** Requirements **
Reproduce all of the listing below without alteration.

** Records for processing **

= = = =

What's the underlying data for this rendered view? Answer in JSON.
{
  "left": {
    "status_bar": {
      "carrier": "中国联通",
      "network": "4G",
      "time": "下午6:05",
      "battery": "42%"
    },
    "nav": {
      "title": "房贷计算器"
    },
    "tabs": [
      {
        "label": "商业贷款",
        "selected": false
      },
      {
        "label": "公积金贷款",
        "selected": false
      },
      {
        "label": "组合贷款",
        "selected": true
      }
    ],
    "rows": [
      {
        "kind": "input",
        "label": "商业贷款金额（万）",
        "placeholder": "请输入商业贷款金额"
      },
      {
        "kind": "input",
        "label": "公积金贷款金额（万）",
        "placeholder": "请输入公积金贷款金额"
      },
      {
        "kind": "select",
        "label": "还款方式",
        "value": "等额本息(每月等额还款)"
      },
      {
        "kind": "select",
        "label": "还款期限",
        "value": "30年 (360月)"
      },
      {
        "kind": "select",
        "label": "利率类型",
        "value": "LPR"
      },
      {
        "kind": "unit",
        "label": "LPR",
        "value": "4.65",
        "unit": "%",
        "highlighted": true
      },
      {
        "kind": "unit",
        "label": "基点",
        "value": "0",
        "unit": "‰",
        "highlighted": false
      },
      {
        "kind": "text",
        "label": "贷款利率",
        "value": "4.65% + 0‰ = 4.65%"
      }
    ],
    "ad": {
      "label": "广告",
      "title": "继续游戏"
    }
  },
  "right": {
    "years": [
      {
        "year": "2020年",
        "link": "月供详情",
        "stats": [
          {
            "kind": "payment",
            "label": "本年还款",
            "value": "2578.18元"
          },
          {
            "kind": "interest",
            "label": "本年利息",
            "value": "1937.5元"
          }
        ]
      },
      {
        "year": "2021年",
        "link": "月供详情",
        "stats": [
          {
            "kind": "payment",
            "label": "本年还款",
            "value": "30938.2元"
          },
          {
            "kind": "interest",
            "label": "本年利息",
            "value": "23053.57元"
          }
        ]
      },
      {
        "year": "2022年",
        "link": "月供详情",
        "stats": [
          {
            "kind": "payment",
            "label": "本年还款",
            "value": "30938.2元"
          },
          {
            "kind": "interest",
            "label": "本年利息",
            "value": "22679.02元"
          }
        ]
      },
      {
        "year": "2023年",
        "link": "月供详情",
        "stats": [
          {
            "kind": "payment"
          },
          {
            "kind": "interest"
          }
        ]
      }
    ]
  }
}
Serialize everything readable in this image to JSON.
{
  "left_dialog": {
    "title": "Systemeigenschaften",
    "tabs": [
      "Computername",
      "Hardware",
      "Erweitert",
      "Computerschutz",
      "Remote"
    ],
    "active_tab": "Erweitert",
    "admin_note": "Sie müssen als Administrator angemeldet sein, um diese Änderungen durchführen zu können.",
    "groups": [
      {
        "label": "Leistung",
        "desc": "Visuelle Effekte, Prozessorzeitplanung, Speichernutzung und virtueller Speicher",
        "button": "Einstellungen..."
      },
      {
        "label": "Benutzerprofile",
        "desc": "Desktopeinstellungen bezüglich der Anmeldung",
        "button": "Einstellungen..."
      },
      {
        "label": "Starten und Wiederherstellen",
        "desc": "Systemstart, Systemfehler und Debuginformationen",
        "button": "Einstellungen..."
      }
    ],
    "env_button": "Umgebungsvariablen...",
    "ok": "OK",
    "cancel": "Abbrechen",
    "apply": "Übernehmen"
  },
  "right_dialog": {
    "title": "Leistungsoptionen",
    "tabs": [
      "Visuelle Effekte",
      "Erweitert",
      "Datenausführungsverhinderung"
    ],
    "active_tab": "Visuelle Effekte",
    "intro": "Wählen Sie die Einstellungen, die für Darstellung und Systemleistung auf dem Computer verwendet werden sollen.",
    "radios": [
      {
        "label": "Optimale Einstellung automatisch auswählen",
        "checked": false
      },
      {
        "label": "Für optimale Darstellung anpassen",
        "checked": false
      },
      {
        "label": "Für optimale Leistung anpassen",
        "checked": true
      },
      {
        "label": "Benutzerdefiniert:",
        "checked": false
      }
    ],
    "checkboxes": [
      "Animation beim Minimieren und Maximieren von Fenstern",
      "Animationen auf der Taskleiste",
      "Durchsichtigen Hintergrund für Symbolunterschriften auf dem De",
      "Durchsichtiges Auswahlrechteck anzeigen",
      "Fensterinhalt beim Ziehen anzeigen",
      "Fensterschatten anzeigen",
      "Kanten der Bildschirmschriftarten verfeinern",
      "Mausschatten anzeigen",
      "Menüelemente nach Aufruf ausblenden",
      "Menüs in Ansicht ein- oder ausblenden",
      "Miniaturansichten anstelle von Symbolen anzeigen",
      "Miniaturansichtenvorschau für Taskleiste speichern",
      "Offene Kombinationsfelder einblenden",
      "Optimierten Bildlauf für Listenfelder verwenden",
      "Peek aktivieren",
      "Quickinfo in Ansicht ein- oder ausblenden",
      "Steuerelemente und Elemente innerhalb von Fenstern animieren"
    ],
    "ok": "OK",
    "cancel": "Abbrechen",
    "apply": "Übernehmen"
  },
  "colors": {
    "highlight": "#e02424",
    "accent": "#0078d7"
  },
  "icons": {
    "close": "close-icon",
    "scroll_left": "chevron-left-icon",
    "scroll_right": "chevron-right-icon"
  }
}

= = = =

** Result of this task **
What's the underlying data for this rendered view? Answer in JSON.
{
  "left": {
    "status_bar": {
      "carrier": "中国联通",
      "network": "4G",
      "time": "下午6:05",
      "battery": "42%"
    },
    "nav": {
      "title": "房贷计算器"
    },
    "tabs": [
      {
        "label": "商业贷款",
        "selected": false
      },
      {
        "label": "公积金贷款",
        "selected": false
      },
      {
        "label": "组合贷款",
        "selected": true
      }
    ],
    "rows": [
      {
        "kind": "input",
        "label": "商业贷款金额（万）",
        "placeholder": "请输入商业贷款金额"
      },
      {
        "kind": "input",
        "label": "公积金贷款金额（万）",
        "placeholder": "请输入公积金贷款金额"
      },
      {
        "kind": "select",
        "label": "还款方式",
        "value": "等额本息(每月等额还款)"
      },
      {
        "kind": "select",
        "label": "还款期限",
        "value": "30年 (360月)"
      },
      {
        "kind": "select",
        "label": "利率类型",
        "value": "LPR"
      },
      {
        "kind": "unit",
        "label": "LPR",
        "value": "4.65",
        "unit": "%",
        "highlighted": true
      },
      {
        "kind": "unit",
        "label": "基点",
        "value": "0",
        "unit": "‰",
        "highlighted": false
      },
      {
        "kind": "text",
        "label": "贷款利率",
        "value": "4.65% + 0‰ = 4.65%"
      }
    ],
    "ad": {
      "label": "广告",
      "title": "继续游戏"
    }
  },
  "right": {
    "years": [
      {
        "year": "2020年",
        "link": "月供详情",
        "stats": [
          {
            "kind": "payment",
            "label": "本年还款",
            "value": "2578.18元"
          },
          {
            "kind": "interest",
            "label": "本年利息",
            "value": "1937.5元"
          }
        ]
      },
      {
        "year": "2021年",
        "link": "月供详情",
        "stats": [
          {
            "kind": "payment",
            "label": "本年还款",
            "value": "30938.2元"
          },
          {
            "kind": "interest",
            "label": "本年利息",
            "value": "23053.57元"
          }
        ]
      },
      {
        "year": "2022年",
        "link": "月供详情",
        "stats": [
          {
            "kind": "payment",
            "label": "本年还款",
            "value": "30938.2元"
          },
          {
            "kind": "interest",
            "label": "本年利息",
            "value": "22679.02元"
          }
        ]
      },
      {
        "year": "2023年",
        "link": "月供详情",
        "stats": [
          {
            "kind": "payment"
          },
          {
            "kind": "interest"
          }
        ]
      }
    ]
  }
}
Serialize everything readable in this image to JSON.
{
  "left_dialog": {
    "title": "Systemeigenschaften",
    "tabs": [
      "Computername",
      "Hardware",
      "Erweitert",
      "Computerschutz",
      "Remote"
    ],
    "active_tab": "Erweitert",
    "admin_note": "Sie müssen als Administrator angemeldet sein, um diese Änderungen durchführen zu können.",
    "groups": [
      {
        "label": "Leistung",
        "desc": "Visuelle Effekte, Prozessorzeitplanung, Speichernutzung und virtueller Speicher",
        "button": "Einstellungen..."
      },
      {
        "label": "Benutzerprofile",
        "desc": "Desktopeinstellungen bezüglich der Anmeldung",
        "button": "Einstellungen..."
      },
      {
        "label": "Starten und Wiederherstellen",
        "desc": "Systemstart, Systemfehler und Debuginformationen",
        "button": "Einstellungen..."
      }
    ],
    "env_button": "Umgebungsvariablen...",
    "ok": "OK",
    "cancel": "Abbrechen",
    "apply": "Übernehmen"
  },
  "right_dialog": {
    "title": "Leistungsoptionen",
    "tabs": [
      "Visuelle Effekte",
      "Erweitert",
      "Datenausführungsverhinderung"
    ],
    "active_tab": "Visuelle Effekte",
    "intro": "Wählen Sie die Einstellungen, die für Darstellung und Systemleistung auf dem Computer verwendet werden sollen.",
    "radios": [
      {
        "label": "Optimale Einstellung automatisch auswählen",
        "checked": false
      },
      {
        "label": "Für optimale Darstellung anpassen",
        "checked": false
      },
      {
        "label": "Für optimale Leistung anpassen",
        "checked": true
      },
      {
        "label": "Benutzerdefiniert:",
        "checked": false
      }
    ],
    "checkboxes": [
      "Animation beim Minimieren und Maximieren von Fenstern",
      "Animationen auf der Taskleiste",
      "Durchsichtigen Hintergrund für Symbolunterschriften auf dem De",
      "Durchsichtiges Auswahlrechteck anzeigen",
      "Fensterinhalt beim Ziehen anzeigen",
      "Fensterschatten anzeigen",
      "Kanten der Bildschirmschriftarten verfeinern",
      "Mausschatten anzeigen",
      "Menüelemente nach Aufruf ausblenden",
      "Menüs in Ansicht ein- oder ausblenden",
      "Miniaturansichten anstelle von Symbolen anzeigen",
      "Miniaturansichtenvorschau für Taskleiste speichern",
      "Offene Kombinationsfelder einblenden",
      "Optimierten Bildlauf für Listenfelder verwenden",
      "Peek aktivieren",
      "Quickinfo in Ansicht ein- oder ausblenden",
      "Steuerelemente und Elemente innerhalb von Fenstern animieren"
    ],
    "ok": "OK",
    "cancel": "Abbrechen",
    "apply": "Übernehmen"
  },
  "colors": {
    "highlight": "#e02424",
    "accent": "#0078d7"
  },
  "icons": {
    "close": "close-icon",
    "scroll_left": "chevron-left-icon",
    "scroll_right": "chevron-right-icon"
  }
}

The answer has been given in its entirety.